= SHORT EXERCISE =
Write out every entry word for word.

= RECORDED INFORMATION =
-- BEGIN --
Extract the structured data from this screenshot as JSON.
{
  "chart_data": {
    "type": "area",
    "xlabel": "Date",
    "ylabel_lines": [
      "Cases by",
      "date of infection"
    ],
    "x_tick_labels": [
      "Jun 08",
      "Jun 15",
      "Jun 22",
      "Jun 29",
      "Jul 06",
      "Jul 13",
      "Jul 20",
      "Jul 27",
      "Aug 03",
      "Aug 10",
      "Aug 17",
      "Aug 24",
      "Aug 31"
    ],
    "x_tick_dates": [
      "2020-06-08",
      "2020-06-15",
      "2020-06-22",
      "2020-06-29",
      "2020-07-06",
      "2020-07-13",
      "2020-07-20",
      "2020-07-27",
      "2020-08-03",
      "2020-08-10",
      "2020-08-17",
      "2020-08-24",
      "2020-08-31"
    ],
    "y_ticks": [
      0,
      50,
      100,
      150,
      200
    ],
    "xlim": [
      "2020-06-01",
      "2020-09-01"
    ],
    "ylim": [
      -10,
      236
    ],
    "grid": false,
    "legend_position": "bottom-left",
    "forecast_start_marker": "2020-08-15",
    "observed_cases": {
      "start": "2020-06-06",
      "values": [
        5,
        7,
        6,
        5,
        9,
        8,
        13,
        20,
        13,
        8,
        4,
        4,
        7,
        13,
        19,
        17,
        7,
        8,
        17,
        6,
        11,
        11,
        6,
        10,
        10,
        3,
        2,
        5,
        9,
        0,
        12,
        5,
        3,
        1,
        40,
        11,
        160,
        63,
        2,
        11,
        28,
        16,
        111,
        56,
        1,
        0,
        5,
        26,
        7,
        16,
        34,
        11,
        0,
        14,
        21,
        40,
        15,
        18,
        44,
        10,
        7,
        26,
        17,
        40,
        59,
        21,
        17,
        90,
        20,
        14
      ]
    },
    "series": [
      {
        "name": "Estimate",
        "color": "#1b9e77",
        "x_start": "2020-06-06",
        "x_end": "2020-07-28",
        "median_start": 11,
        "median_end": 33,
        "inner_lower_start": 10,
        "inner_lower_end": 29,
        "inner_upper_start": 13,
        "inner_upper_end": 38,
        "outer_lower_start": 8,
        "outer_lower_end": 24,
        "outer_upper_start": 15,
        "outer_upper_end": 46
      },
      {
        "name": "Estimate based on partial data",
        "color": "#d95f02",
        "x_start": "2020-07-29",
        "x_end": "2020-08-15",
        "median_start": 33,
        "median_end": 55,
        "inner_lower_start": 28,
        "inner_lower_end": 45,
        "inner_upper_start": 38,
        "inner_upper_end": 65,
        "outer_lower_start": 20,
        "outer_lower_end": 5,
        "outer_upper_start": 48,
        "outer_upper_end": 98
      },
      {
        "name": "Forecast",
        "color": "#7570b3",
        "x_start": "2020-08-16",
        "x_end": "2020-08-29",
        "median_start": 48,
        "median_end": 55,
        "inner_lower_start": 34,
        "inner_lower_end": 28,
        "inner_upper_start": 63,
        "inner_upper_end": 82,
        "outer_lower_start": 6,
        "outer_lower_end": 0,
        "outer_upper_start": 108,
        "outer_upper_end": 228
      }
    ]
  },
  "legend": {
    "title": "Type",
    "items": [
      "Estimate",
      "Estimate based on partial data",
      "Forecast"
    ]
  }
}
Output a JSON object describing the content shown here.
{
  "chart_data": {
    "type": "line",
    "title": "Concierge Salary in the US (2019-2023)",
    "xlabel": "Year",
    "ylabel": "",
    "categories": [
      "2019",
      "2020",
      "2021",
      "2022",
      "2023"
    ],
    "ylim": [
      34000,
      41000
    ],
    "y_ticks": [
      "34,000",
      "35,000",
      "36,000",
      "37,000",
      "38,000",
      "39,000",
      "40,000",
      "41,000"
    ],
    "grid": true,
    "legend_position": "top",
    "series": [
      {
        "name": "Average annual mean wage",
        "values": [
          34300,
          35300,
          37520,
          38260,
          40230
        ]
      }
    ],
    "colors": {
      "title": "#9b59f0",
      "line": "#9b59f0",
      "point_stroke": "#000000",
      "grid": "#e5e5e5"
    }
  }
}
-- END --
= SOLUTION FOR THIS TASK =
Extract the structured data from this screenshot as JSON.
{
  "chart_data": {
    "type": "area",
    "xlabel": "Date",
    "ylabel_lines": [
      "Cases by",
      "date of infection"
    ],
    "x_tick_labels": [
      "Jun 08",
      "Jun 15",
      "Jun 22",
      "Jun 29",
      "Jul 06",
      "Jul 13",
      "Jul 20",
      "Jul 27",
      "Aug 03",
      "Aug 10",
      "Aug 17",
      "Aug 24",
      "Aug 31"
    ],
    "x_tick_dates": [
      "2020-06-08",
      "2020-06-15",
      "2020-06-22",
      "2020-06-29",
      "2020-07-06",
      "2020-07-13",
      "2020-07-20",
      "2020-07-27",
      "2020-08-03",
      "2020-08-10",
      "2020-08-17",
      "2020-08-24",
      "2020-08-31"
    ],
    "y_ticks": [
      0,
      50,
      100,
      150,
      200
    ],
    "xlim": [
      "2020-06-01",
      "2020-09-01"
    ],
    "ylim": [
      -10,
      236
    ],
    "grid": false,
    "legend_position": "bottom-left",
    "forecast_start_marker": "2020-08-15",
    "observed_cases": {
      "start": "2020-06-06",
      "values": [
        5,
        7,
        6,
        5,
        9,
        8,
        13,
        20,
        13,
        8,
        4,
        4,
        7,
        13,
        19,
        17,
        7,
        8,
        17,
        6,
        11,
        11,
        6,
        10,
        10,
        3,
        2,
        5,
        9,
        0,
        12,
        5,
        3,
        1,
        40,
        11,
        160,
        63,
        2,
        11,
        28,
        16,
        111,
        56,
        1,
        0,
        5,
        26,
        7,
        16,
        34,
        11,
        0,
        14,
        21,
        40,
        15,
        18,
        44,
        10,
        7,
        26,
        17,
        40,
        59,
        21,
        17,
        90,
        20,
        14
      ]
    },
    "series": [
      {
        "name": "Estimate",
        "color": "#1b9e77",
        "x_start": "2020-06-06",
        "x_end": "2020-07-28",
        "median_start": 11,
        "median_end": 33,
        "inner_lower_start": 10,
        "inner_lower_end": 29,
        "inner_upper_start": 13,
        "inner_upper_end": 38,
        "outer_lower_start": 8,
        "outer_lower_end": 24,
        "outer_upper_start": 15,
        "outer_upper_end": 46
      },
      {
        "name": "Estimate based on partial data",
        "color": "#d95f02",
        "x_start": "2020-07-29",
        "x_end": "2020-08-15",
        "median_start": 33,
        "median_end": 55,
        "inner_lower_start": 28,
        "inner_lower_end": 45,
        "inner_upper_start": 38,
        "inner_upper_end": 65,
        "outer_lower_start": 20,
        "outer_lower_end": 5,
        "outer_upper_start": 48,
        "outer_upper_end": 98
      },
      {
        "name": "Forecast",
        "color": "#7570b3",
        "x_start": "2020-08-16",
        "x_end": "2020-08-29",
        "median_start": 48,
        "median_end": 55,
        "inner_lower_start": 34,
        "inner_lower_end": 28,
        "inner_upper_start": 63,
        "inner_upper_end": 82,
        "outer_lower_start": 6,
        "outer_lower_end": 0,
        "outer_upper_start": 108,
        "outer_upper_end": 228
      }
    ]
  },
  "legend": {
    "title": "Type",
    "items": [
      "Estimate",
      "Estimate based on partial data",
      "Forecast"
    ]
  }
}
Output a JSON object describing the content shown here.
{
  "chart_data": {
    "type": "line",
    "title": "Concierge Salary in the US (2019-2023)",
    "xlabel": "Year",
    "ylabel": "",
    "categories": [
      "2019",
      "2020",
      "2021",
      "2022",
      "2023"
    ],
    "ylim": [
      34000,
      41000
    ],
    "y_ticks": [
      "34,000",
      "35,000",
      "36,000",
      "37,000",
      "38,000",
      "39,000",
      "40,000",
      "41,000"
    ],
    "grid": true,
    "legend_position": "top",
    "series": [
      {
        "name": "Average annual mean wage",
        "values": [
          34300,
          35300,
          37520,
          38260,
          40230
        ]
      }
    ],
    "colors": {
      "title": "#9b59f0",
      "line": "#9b59f0",
      "point_stroke": "#000000",
      "grid": "#e5e5e5"
    }
  }
}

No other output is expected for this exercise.